>> START INFORMATION GIVEN
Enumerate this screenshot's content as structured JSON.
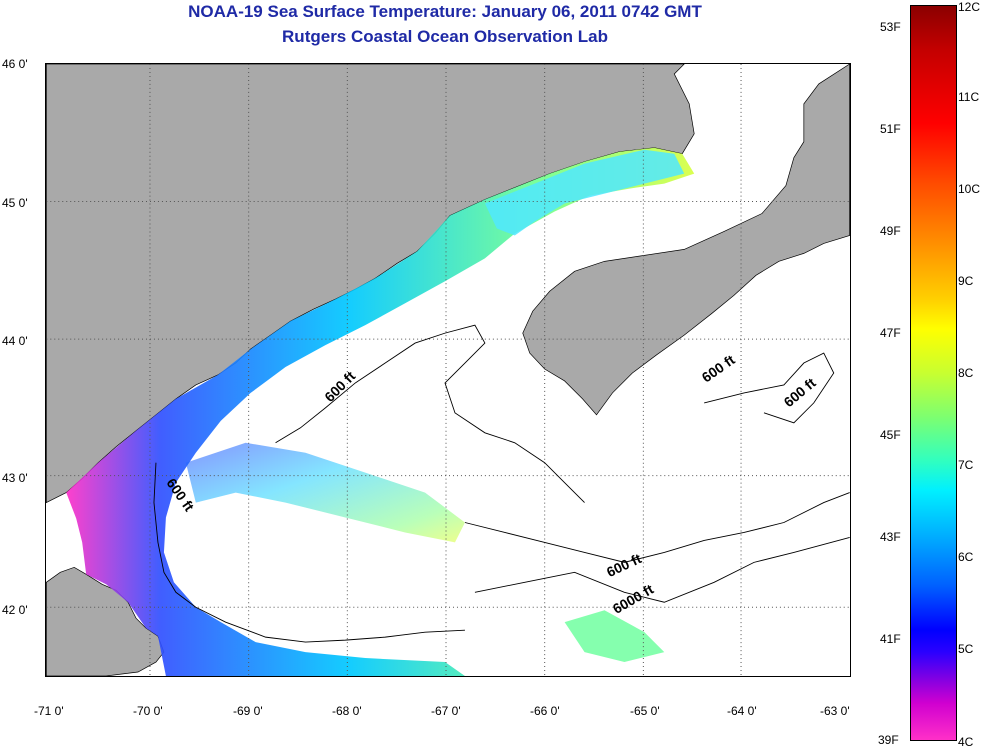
{
  "title": {
    "line1": "NOAA-19 Sea Surface Temperature:  January 06, 2011 0742 GMT",
    "line2": "Rutgers Coastal Ocean Observation Lab"
  },
  "map": {
    "lat_ticks": [
      "46 0'",
      "45 0'",
      "44 0'",
      "43 0'",
      "42 0'"
    ],
    "lon_ticks": [
      "-71 0'",
      "-70 0'",
      "-69 0'",
      "-68 0'",
      "-67 0'",
      "-66 0'",
      "-65 0'",
      "-64 0'",
      "-63 0'"
    ],
    "contour_labels": [
      "600 ft",
      "600 ft",
      "600 ft",
      "600 ft",
      "600 ft",
      "6000 ft"
    ],
    "colors": {
      "land": "#a9a9a9",
      "no_data": "#ffffff",
      "grid": "#555555"
    }
  },
  "colorbar": {
    "celsius": [
      "12C",
      "11C",
      "10C",
      "9C",
      "8C",
      "7C",
      "6C",
      "5C",
      "4C"
    ],
    "fahrenheit": [
      "53F",
      "51F",
      "49F",
      "47F",
      "45F",
      "43F",
      "41F",
      "39F"
    ]
  }
}
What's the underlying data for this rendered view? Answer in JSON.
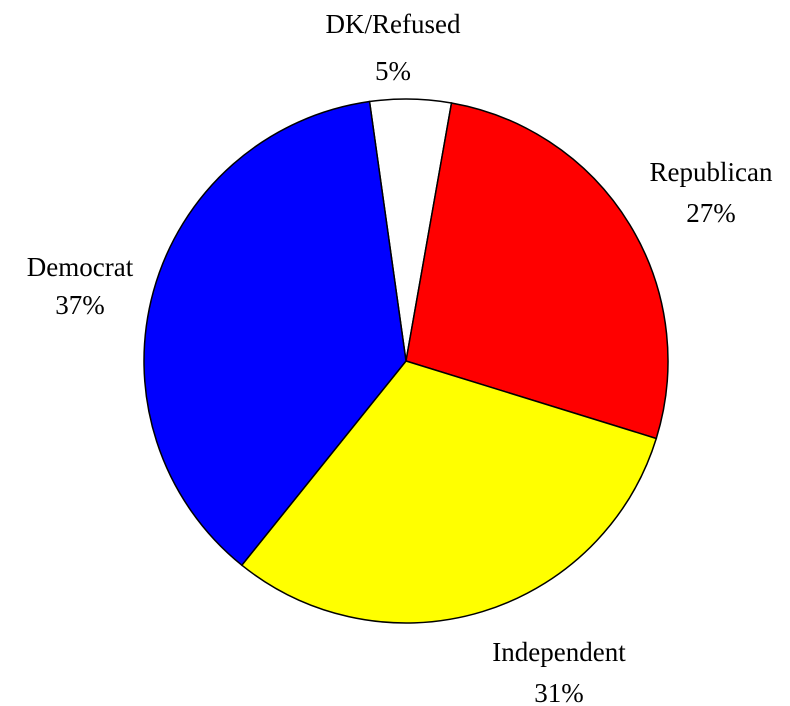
{
  "chart_data": {
    "type": "pie",
    "slices": [
      {
        "label": "DK/Refused",
        "value": 5,
        "value_label": "5%",
        "color": "#FFFFFF"
      },
      {
        "label": "Republican",
        "value": 27,
        "value_label": "27%",
        "color": "#FF0000"
      },
      {
        "label": "Independent",
        "value": 31,
        "value_label": "31%",
        "color": "#FFFF00"
      },
      {
        "label": "Democrat",
        "value": 37,
        "value_label": "37%",
        "color": "#0000FF"
      }
    ],
    "start": "top, slightly left of center",
    "direction": "clockwise",
    "legend": "none",
    "labels": "outside slices"
  }
}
>> END INFORMATION GIVEN
» SHORT TASK
In the records, locate each line holding the string "JSON" and copy it.

» ANSWER TO THIS TASK
Enumerate this screenshot's content as structured JSON.
What's the underlying data for this rendered view? Answer in JSON.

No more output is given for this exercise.